#### Provided entries

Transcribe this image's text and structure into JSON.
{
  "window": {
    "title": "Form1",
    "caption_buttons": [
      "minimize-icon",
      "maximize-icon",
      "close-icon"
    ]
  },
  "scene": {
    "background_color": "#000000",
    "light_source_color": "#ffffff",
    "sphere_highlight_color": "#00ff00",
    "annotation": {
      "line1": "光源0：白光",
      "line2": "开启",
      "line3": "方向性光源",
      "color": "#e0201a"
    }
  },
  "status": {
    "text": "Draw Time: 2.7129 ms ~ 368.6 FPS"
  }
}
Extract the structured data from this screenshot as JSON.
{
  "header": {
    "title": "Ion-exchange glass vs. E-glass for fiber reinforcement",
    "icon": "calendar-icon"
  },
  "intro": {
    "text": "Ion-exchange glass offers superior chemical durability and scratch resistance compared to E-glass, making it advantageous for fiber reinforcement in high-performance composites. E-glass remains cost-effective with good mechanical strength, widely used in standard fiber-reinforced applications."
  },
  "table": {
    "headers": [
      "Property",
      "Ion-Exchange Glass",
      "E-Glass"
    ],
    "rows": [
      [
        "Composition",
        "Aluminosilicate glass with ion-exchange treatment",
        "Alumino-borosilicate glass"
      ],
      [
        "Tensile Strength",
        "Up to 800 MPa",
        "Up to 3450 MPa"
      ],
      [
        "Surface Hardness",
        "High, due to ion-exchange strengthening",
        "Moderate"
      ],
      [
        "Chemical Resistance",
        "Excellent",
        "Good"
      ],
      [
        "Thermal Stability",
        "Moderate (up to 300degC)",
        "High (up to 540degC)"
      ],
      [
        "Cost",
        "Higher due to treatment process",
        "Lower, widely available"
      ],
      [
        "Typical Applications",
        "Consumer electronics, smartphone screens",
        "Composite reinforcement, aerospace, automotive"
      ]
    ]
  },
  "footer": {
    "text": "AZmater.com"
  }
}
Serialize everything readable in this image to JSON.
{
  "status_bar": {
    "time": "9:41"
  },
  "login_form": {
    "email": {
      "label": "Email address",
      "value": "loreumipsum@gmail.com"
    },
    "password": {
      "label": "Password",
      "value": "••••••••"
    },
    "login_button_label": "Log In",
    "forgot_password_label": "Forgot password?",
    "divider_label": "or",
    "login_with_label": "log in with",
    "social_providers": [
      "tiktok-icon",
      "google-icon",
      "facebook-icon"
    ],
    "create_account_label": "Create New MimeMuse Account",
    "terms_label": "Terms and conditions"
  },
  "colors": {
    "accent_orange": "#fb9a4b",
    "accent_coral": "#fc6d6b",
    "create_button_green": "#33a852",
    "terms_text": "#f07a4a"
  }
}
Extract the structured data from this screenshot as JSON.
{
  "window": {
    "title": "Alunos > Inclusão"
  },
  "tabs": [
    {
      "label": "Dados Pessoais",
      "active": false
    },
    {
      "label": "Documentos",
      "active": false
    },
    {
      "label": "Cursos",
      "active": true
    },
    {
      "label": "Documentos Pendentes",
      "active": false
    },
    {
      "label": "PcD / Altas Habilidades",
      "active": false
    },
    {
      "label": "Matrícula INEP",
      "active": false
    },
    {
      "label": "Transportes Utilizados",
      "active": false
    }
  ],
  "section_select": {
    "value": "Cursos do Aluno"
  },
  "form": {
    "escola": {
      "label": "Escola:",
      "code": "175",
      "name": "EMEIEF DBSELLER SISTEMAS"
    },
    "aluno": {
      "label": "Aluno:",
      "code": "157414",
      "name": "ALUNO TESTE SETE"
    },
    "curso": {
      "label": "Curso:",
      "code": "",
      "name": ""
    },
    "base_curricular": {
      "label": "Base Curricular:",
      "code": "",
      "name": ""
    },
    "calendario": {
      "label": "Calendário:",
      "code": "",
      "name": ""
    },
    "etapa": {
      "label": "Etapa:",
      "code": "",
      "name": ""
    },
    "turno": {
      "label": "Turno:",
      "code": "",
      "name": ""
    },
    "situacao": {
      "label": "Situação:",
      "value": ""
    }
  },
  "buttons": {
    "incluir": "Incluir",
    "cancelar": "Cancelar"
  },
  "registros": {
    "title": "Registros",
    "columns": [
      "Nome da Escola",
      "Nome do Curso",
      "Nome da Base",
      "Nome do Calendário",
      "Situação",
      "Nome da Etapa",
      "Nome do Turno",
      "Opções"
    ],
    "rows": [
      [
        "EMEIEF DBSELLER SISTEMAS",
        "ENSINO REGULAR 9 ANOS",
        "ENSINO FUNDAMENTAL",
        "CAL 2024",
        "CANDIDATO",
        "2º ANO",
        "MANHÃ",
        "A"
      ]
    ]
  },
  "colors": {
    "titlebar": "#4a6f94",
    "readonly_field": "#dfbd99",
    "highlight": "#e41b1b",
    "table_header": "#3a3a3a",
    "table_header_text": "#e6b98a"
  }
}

########

Task prompt:
Only the number is wanted: how many lines of these entries contain the string "SISTEMAS"?

Exercise response:
2